Given exercise:
Please output the lines shown below exactly as they appear.

Input records:
>> BEGIN

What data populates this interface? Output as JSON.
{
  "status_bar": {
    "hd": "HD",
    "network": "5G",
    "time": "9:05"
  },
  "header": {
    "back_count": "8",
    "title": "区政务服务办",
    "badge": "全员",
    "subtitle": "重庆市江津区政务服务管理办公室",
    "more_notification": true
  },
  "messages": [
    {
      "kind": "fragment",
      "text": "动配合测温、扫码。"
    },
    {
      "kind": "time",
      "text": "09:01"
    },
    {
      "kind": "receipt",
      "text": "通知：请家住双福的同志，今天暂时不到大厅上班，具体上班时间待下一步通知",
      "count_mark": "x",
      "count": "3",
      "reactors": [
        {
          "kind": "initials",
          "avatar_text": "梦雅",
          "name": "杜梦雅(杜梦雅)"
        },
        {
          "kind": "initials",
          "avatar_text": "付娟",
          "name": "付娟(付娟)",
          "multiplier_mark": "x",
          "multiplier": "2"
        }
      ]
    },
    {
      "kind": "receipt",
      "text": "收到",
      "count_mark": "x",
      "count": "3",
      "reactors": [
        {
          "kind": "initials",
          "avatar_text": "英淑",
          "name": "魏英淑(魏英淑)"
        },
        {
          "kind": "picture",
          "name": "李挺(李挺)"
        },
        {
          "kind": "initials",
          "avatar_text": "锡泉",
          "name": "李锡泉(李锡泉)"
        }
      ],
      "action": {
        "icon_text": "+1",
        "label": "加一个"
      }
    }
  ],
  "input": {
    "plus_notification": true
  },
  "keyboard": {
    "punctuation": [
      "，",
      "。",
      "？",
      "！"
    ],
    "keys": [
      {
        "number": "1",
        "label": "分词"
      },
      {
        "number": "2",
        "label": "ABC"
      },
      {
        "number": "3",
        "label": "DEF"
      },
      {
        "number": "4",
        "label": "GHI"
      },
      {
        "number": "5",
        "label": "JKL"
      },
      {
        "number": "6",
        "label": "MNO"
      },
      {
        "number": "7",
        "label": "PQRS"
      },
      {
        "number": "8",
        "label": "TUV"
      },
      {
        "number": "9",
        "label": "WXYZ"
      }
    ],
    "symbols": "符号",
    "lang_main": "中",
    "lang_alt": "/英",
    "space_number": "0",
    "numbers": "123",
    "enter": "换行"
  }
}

>> END

Task solution:
What data populates this interface? Output as JSON.
{
  "status_bar": {
    "hd": "HD",
    "network": "5G",
    "time": "9:05"
  },
  "header": {
    "back_count": "8",
    "title": "区政务服务办",
    "badge": "全员",
    "subtitle": "重庆市江津区政务服务管理办公室",
    "more_notification": true
  },
  "messages": [
    {
      "kind": "fragment",
      "text": "动配合测温、扫码。"
    },
    {
      "kind": "time",
      "text": "09:01"
    },
    {
      "kind": "receipt",
      "text": "通知：请家住双福的同志，今天暂时不到大厅上班，具体上班时间待下一步通知",
      "count_mark": "x",
      "count": "3",
      "reactors": [
        {
          "kind": "initials",
          "avatar_text": "梦雅",
          "name": "杜梦雅(杜梦雅)"
        },
        {
          "kind": "initials",
          "avatar_text": "付娟",
          "name": "付娟(付娟)",
          "multiplier_mark": "x",
          "multiplier": "2"
        }
      ]
    },
    {
      "kind": "receipt",
      "text": "收到",
      "count_mark": "x",
      "count": "3",
      "reactors": [
        {
          "kind": "initials",
          "avatar_text": "英淑",
          "name": "魏英淑(魏英淑)"
        },
        {
          "kind": "picture",
          "name": "李挺(李挺)"
        },
        {
          "kind": "initials",
          "avatar_text": "锡泉",
          "name": "李锡泉(李锡泉)"
        }
      ],
      "action": {
        "icon_text": "+1",
        "label": "加一个"
      }
    }
  ],
  "input": {
    "plus_notification": true
  },
  "keyboard": {
    "punctuation": [
      "，",
      "。",
      "？",
      "！"
    ],
    "keys": [
      {
        "number": "1",
        "label": "分词"
      },
      {
        "number": "2",
        "label": "ABC"
      },
      {
        "number": "3",
        "label": "DEF"
      },
      {
        "number": "4",
        "label": "GHI"
      },
      {
        "number": "5",
        "label": "JKL"
      },
      {
        "number": "6",
        "label": "MNO"
      },
      {
        "number": "7",
        "label": "PQRS"
      },
      {
        "number": "8",
        "label": "TUV"
      },
      {
        "number": "9",
        "label": "WXYZ"
      }
    ],
    "symbols": "符号",
    "lang_main": "中",
    "lang_alt": "/英",
    "space_number": "0",
    "numbers": "123",
    "enter": "换行"
  }
}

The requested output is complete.